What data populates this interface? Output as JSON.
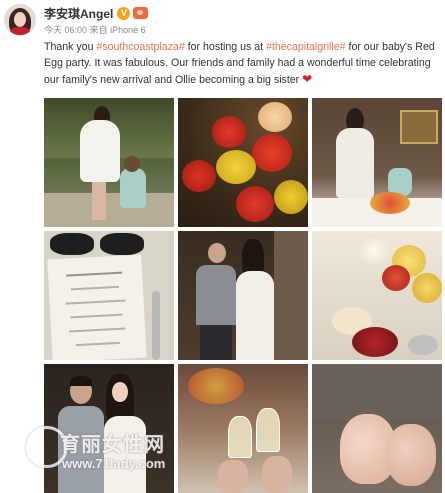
{
  "user": {
    "name": "李安琪Angel",
    "verified_mark": "V"
  },
  "meta": {
    "time": "今天 06:00",
    "source_prefix": "来自",
    "source": "iPhone 6"
  },
  "post": {
    "text_1": "Thank you ",
    "tag_1": "#southcoastplaza#",
    "text_2": " for hosting us at ",
    "tag_2": "#thecapitalgrille#",
    "text_3": " for our baby's Red Egg party. It was fabulous. Our friends and family had a wonderful time celebrating our family's new arrival and Ollie becoming a big sister ",
    "emoji": "heart"
  },
  "photos": [
    {
      "id": 1,
      "subject": "mother and daughter in garden"
    },
    {
      "id": 2,
      "subject": "red and yellow flower arrangement"
    },
    {
      "id": 3,
      "subject": "mother and daughter at dining room"
    },
    {
      "id": 4,
      "subject": "menu card with sunglasses"
    },
    {
      "id": 5,
      "subject": "couple toasting"
    },
    {
      "id": 6,
      "subject": "flowers and desserts"
    },
    {
      "id": 7,
      "subject": "couple portrait"
    },
    {
      "id": 8,
      "subject": "champagne glasses"
    },
    {
      "id": 9,
      "subject": "baby feet"
    }
  ],
  "watermark": {
    "cn": "育丽女性网",
    "url": "www.71lady.com"
  },
  "colors": {
    "tag": "#eb7350",
    "heart": "#d0202c",
    "verified": "#f7a21b"
  }
}
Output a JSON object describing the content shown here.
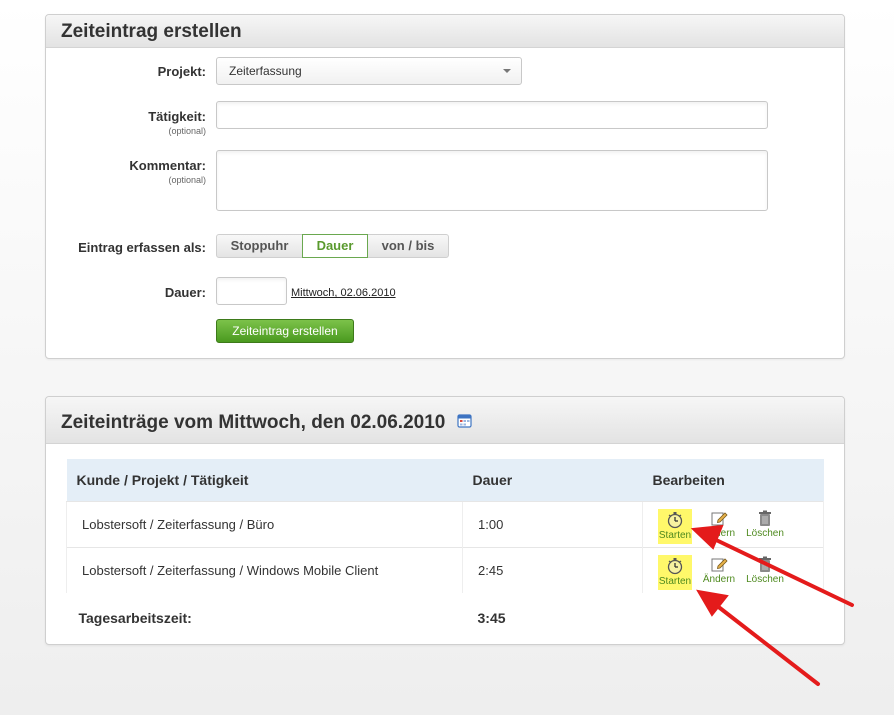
{
  "form": {
    "title": "Zeiteintrag erstellen",
    "project_label": "Projekt:",
    "project_value": "Zeiterfassung",
    "activity_label": "Tätigkeit:",
    "activity_hint": "(optional)",
    "comment_label": "Kommentar:",
    "comment_hint": "(optional)",
    "mode_label": "Eintrag erfassen als:",
    "modes": [
      "Stoppuhr",
      "Dauer",
      "von / bis"
    ],
    "active_mode": "Dauer",
    "duration_label": "Dauer:",
    "date_link": "Mittwoch, 02.06.2010",
    "submit_label": "Zeiteintrag erstellen"
  },
  "entries": {
    "title": "Zeiteinträge vom Mittwoch, den 02.06.2010",
    "columns": [
      "Kunde / Projekt / Tätigkeit",
      "Dauer",
      "Bearbeiten"
    ],
    "rows": [
      {
        "task": "Lobstersoft / Zeiterfassung / Büro",
        "duration": "1:00"
      },
      {
        "task": "Lobstersoft / Zeiterfassung / Windows Mobile Client",
        "duration": "2:45"
      }
    ],
    "actions": {
      "start": "Starten",
      "edit": "Ändern",
      "delete": "Löschen"
    },
    "total_label": "Tagesarbeitszeit:",
    "total_value": "3:45"
  },
  "colors": {
    "accent_green": "#4a9a1f",
    "highlight_yellow": "#fff86a",
    "arrow_red": "#e41b1b",
    "table_header_bg": "#e4eef7"
  }
}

────────────────────────────────────────

→ **Problem statement**:
Gather and copy every line of the data in which the string "optional" is found.

→ **Answer to the exercise**:
    "activity_hint": "(optional)",
    "comment_hint": "(optional)",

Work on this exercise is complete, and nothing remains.